TASK DESCRIPTION:
Give back the whole listing exactly as shown.

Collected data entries
—————
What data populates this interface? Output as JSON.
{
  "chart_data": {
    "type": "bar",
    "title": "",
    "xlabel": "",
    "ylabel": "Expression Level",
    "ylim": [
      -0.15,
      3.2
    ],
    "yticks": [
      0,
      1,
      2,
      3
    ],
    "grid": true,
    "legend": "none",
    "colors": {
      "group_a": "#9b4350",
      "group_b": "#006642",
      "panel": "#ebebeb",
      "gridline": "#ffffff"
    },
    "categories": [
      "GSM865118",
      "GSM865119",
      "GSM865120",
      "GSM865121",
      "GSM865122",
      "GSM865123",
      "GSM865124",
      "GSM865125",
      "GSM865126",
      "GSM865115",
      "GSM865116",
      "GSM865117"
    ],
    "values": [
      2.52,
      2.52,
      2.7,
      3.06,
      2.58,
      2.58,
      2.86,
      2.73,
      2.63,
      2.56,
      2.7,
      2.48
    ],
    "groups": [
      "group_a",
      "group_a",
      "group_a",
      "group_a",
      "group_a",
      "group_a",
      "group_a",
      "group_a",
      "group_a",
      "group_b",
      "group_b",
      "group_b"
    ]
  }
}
—————
CORRECT OUTPUT:
What data populates this interface? Output as JSON.
{
  "chart_data": {
    "type": "bar",
    "title": "",
    "xlabel": "",
    "ylabel": "Expression Level",
    "ylim": [
      -0.15,
      3.2
    ],
    "yticks": [
      0,
      1,
      2,
      3
    ],
    "grid": true,
    "legend": "none",
    "colors": {
      "group_a": "#9b4350",
      "group_b": "#006642",
      "panel": "#ebebeb",
      "gridline": "#ffffff"
    },
    "categories": [
      "GSM865118",
      "GSM865119",
      "GSM865120",
      "GSM865121",
      "GSM865122",
      "GSM865123",
      "GSM865124",
      "GSM865125",
      "GSM865126",
      "GSM865115",
      "GSM865116",
      "GSM865117"
    ],
    "values": [
      2.52,
      2.52,
      2.7,
      3.06,
      2.58,
      2.58,
      2.86,
      2.73,
      2.63,
      2.56,
      2.7,
      2.48
    ],
    "groups": [
      "group_a",
      "group_a",
      "group_a",
      "group_a",
      "group_a",
      "group_a",
      "group_a",
      "group_a",
      "group_a",
      "group_b",
      "group_b",
      "group_b"
    ]
  }
}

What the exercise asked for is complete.